— Problem —
Reproduce the records that follow in full, excluding any picture they contain.

[Stored data entries]
## BEGIN

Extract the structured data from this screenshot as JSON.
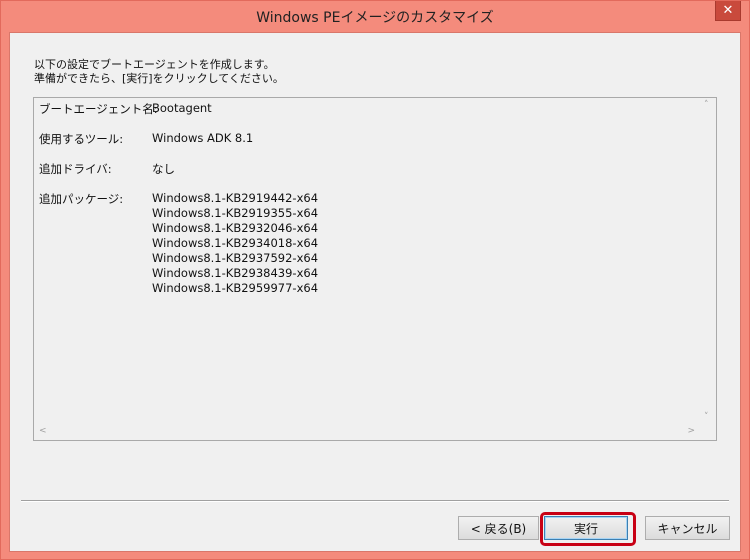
{
  "window": {
    "title": "Windows PEイメージのカスタマイズ",
    "close_symbol": "✕"
  },
  "instruction": {
    "line1": "以下の設定でブートエージェントを作成します。",
    "line2": "準備ができたら、[実行]をクリックしてください。"
  },
  "summary": {
    "agent_label": "ブートエージェント名:",
    "agent_value": "Bootagent",
    "tool_label": "使用するツール:",
    "tool_value": "Windows ADK 8.1",
    "driver_label": "追加ドライバ:",
    "driver_value": "なし",
    "package_label": "追加パッケージ:",
    "packages": [
      "Windows8.1-KB2919442-x64",
      "Windows8.1-KB2919355-x64",
      "Windows8.1-KB2932046-x64",
      "Windows8.1-KB2934018-x64",
      "Windows8.1-KB2937592-x64",
      "Windows8.1-KB2938439-x64",
      "Windows8.1-KB2959977-x64"
    ]
  },
  "scroll": {
    "up": "˄",
    "down": "˅",
    "left": "<",
    "right": ">"
  },
  "buttons": {
    "back": "< 戻る(B)",
    "execute": "実行",
    "cancel": "キャンセル"
  }
}
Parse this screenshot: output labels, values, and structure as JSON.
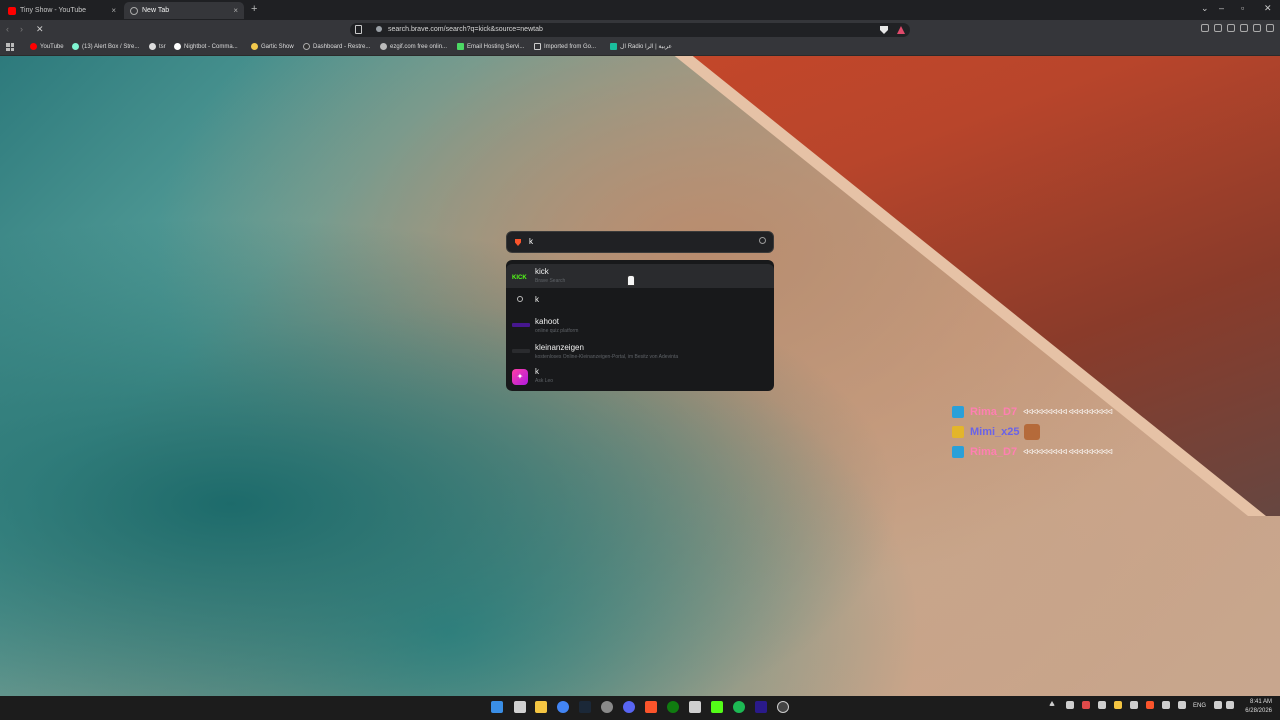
{
  "tabs": [
    {
      "title": "Tiny Show - YouTube",
      "active": false,
      "close": "×"
    },
    {
      "title": "New Tab",
      "active": true,
      "close": "×"
    }
  ],
  "new_tab_label": "+",
  "window_controls": {
    "chevron": "⌄",
    "minimize": "–",
    "maximize": "▫",
    "close": "✕"
  },
  "nav": {
    "back": "‹",
    "forward": "›",
    "stop": "✕"
  },
  "address_bar": {
    "url": "search.brave.com/search?q=kick&source=newtab"
  },
  "bookmarks": [
    "YouTube",
    "(13) Alert Box / Stre...",
    "tsr",
    "Nightbot - Comma...",
    "Gartic Show",
    "Dashboard - Restre...",
    "ezgif.com free onlin...",
    "Email Hosting Servi...",
    "Imported from Go...",
    "ال Radio عربية | الرا"
  ],
  "search": {
    "query": "k"
  },
  "suggestions": [
    {
      "title": "kick",
      "subtitle": "Brave Search",
      "icon": "kick-logo"
    },
    {
      "title": "k",
      "subtitle": "",
      "icon": "search-icon"
    },
    {
      "title": "kahoot",
      "subtitle": "online quiz platform",
      "icon": "kahoot-logo"
    },
    {
      "title": "kleinanzeigen",
      "subtitle": "kostenloses Online-Kleinanzeigen-Portal, im Besitz von Adevinta",
      "icon": "kleinanzeigen-logo"
    },
    {
      "title": "k",
      "subtitle": "Ask Leo",
      "icon": "leo-icon"
    }
  ],
  "chat": [
    {
      "user": "Rima_D7",
      "message": "ᐊᐊᐊᐊᐊᐊᐊᐊᐊ ᐊᐊᐊᐊᐊᐊᐊᐊᐊ",
      "badge": "blue",
      "color": "#ff7fb2",
      "emote": false
    },
    {
      "user": "Mimi_x25",
      "message": "",
      "badge": "gold",
      "color": "#6a63e8",
      "emote": true
    },
    {
      "user": "Rima_D7",
      "message": "ᐊᐊᐊᐊᐊᐊᐊᐊᐊ ᐊᐊᐊᐊᐊᐊᐊᐊᐊ",
      "badge": "blue",
      "color": "#ff7fb2",
      "emote": false
    }
  ],
  "taskbar": {
    "lang": "ENG",
    "time": "8:41 AM",
    "date": "6/28/2026"
  }
}
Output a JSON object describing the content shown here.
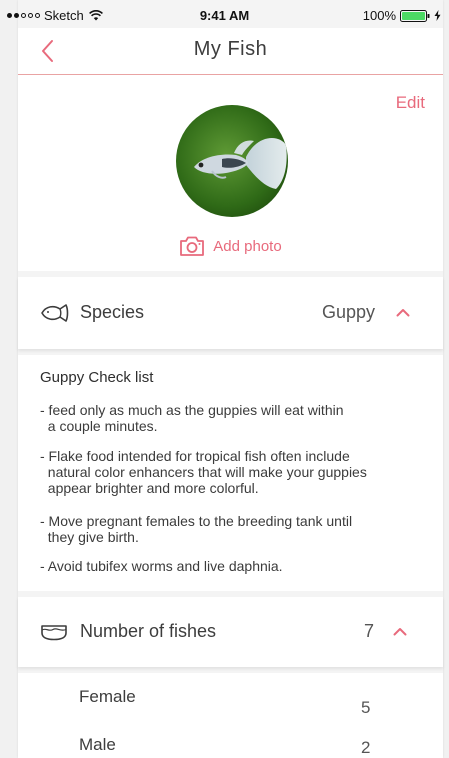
{
  "status_bar": {
    "carrier": "Sketch",
    "time": "9:41 AM",
    "battery": "100%"
  },
  "nav": {
    "title": "My Fish",
    "back_icon": "chevron-left-icon"
  },
  "profile": {
    "edit_label": "Edit",
    "add_photo_label": "Add photo"
  },
  "species": {
    "label": "Species",
    "value": "Guppy"
  },
  "checklist": {
    "title": "Guppy Check list",
    "items": [
      [
        "- feed only as much as the guppies will eat within",
        "  a couple minutes."
      ],
      [
        "- Flake food intended for tropical fish often include",
        "  natural color enhancers that will make your guppies",
        "  appear brighter and more colorful."
      ],
      [
        "- Move pregnant females to the breeding tank until",
        "  they give birth."
      ],
      [
        "- Avoid tubifex worms and live daphnia."
      ]
    ]
  },
  "fish_count": {
    "label": "Number of fishes",
    "value": "7"
  },
  "gender": {
    "female_label": "Female",
    "female_count": "5",
    "male_label": "Male",
    "male_count": "2"
  },
  "colors": {
    "accent": "#e86a7c",
    "divider": "#e9a3a3",
    "background": "#f4f4f4",
    "text": "#3d3d3d"
  }
}
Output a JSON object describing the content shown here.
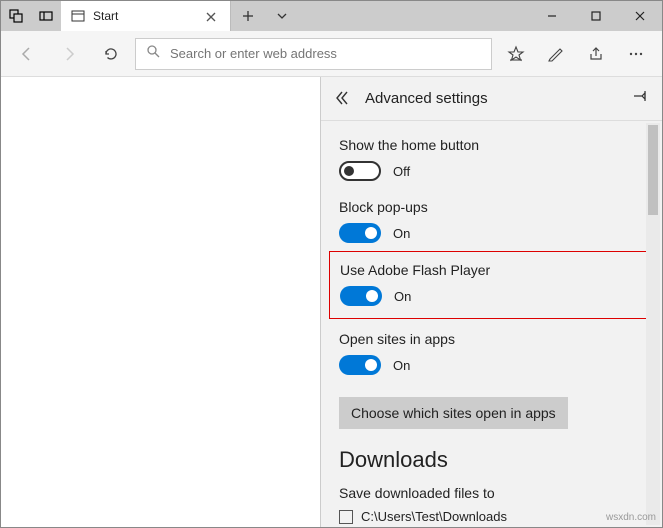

## END

— Response to the task —
Extract the structured data from this screenshot as JSON.
{
  "window": {
    "title": "Windows PEイメージのカスタマイズ",
    "close_symbol": "✕"
  },
  "instruction": {
    "line1": "以下の設定でブートエージェントを作成します。",
    "line2": "準備ができたら、[実行]をクリックしてください。"
  },
  "summary": {
    "agent_label": "ブートエージェント名:",
    "agent_value": "Bootagent",
    "tool_label": "使用するツール:",
    "tool_value": "Windows ADK 8.1",
    "driver_label": "追加ドライバ:",
    "driver_value": "なし",
    "package_label": "追加パッケージ:",
    "packages": [
      "Windows8.1-KB2919442-x64",
      "Windows8.1-KB2919355-x64",
      "Windows8.1-KB2932046-x64",
      "Windows8.1-KB2934018-x64",
      "Windows8.1-KB2937592-x64",
      "Windows8.1-KB2938439-x64",
      "Windows8.1-KB2959977-x64"
    ]
  },
  "scroll": {
    "up": "˄",
    "down": "˅",
    "left": "<",
    "right": ">"
  },
  "buttons": {
    "back": "< 戻る(B)",
    "execute": "実行",
    "cancel": "キャンセル"
  }
}
Parse this screenshot: output labels, values, and structure as JSON.
{
  "tabs": [
    {
      "title": "Tiny Show - YouTube",
      "active": false,
      "close": "×"
    },
    {
      "title": "New Tab",
      "active": true,
      "close": "×"
    }
  ],
  "new_tab_label": "+",
  "window_controls": {
    "chevron": "⌄",
    "minimize": "–",
    "maximize": "▫",
    "close": "✕"
  },
  "nav": {
    "back": "‹",
    "forward": "›",
    "stop": "✕"
  },
  "address_bar": {
    "url": "search.brave.com/search?q=kick&source=newtab"
  },
  "bookmarks": [
    "YouTube",
    "(13) Alert Box / Stre...",
    "tsr",
    "Nightbot - Comma...",
    "Gartic Show",
    "Dashboard - Restre...",
    "ezgif.com free onlin...",
    "Email Hosting Servi...",
    "Imported from Go...",
    "ال Radio عربية | الرا"
  ],
  "search": {
    "query": "k"
  },
  "suggestions": [
    {
      "title": "kick",
      "subtitle": "Brave Search",
      "icon": "kick-logo"
    },
    {
      "title": "k",
      "subtitle": "",
      "icon": "search-icon"
    },
    {
      "title": "kahoot",
      "subtitle": "online quiz platform",
      "icon": "kahoot-logo"
    },
    {
      "title": "kleinanzeigen",
      "subtitle": "kostenloses Online-Kleinanzeigen-Portal, im Besitz von Adevinta",
      "icon": "kleinanzeigen-logo"
    },
    {
      "title": "k",
      "subtitle": "Ask Leo",
      "icon": "leo-icon"
    }
  ],
  "chat": [
    {
      "user": "Rima_D7",
      "message": "ᐊᐊᐊᐊᐊᐊᐊᐊᐊ ᐊᐊᐊᐊᐊᐊᐊᐊᐊ",
      "badge": "blue",
      "color": "#ff7fb2",
      "emote": false
    },
    {
      "user": "Mimi_x25",
      "message": "",
      "badge": "gold",
      "color": "#6a63e8",
      "emote": true
    },
    {
      "user": "Rima_D7",
      "message": "ᐊᐊᐊᐊᐊᐊᐊᐊᐊ ᐊᐊᐊᐊᐊᐊᐊᐊᐊ",
      "badge": "blue",
      "color": "#ff7fb2",
      "emote": false
    }
  ],
  "taskbar": {
    "lang": "ENG",
    "time": "8:41 AM",
    "date": "6/28/2026"
  }
}
Output a JSON object describing the content shown here.
{
  "status_bar": {
    "carrier": "Sketch",
    "time": "9:41 AM",
    "battery": "100%"
  },
  "nav": {
    "title": "My Fish",
    "back_icon": "chevron-left-icon"
  },
  "profile": {
    "edit_label": "Edit",
    "add_photo_label": "Add photo"
  },
  "species": {
    "label": "Species",
    "value": "Guppy"
  },
  "checklist": {
    "title": "Guppy Check list",
    "items": [
      [
        "- feed only as much as the guppies will eat within",
        "  a couple minutes."
      ],
      [
        "- Flake food intended for tropical fish often include",
        "  natural color enhancers that will make your guppies",
        "  appear brighter and more colorful."
      ],
      [
        "- Move pregnant females to the breeding tank until",
        "  they give birth."
      ],
      [
        "- Avoid tubifex worms and live daphnia."
      ]
    ]
  },
  "fish_count": {
    "label": "Number of fishes",
    "value": "7"
  },
  "gender": {
    "female_label": "Female",
    "female_count": "5",
    "male_label": "Male",
    "male_count": "2"
  },
  "colors": {
    "accent": "#e86a7c",
    "divider": "#e9a3a3",
    "background": "#f4f4f4",
    "text": "#3d3d3d"
  }
}
Output a JSON object describing the content shown here.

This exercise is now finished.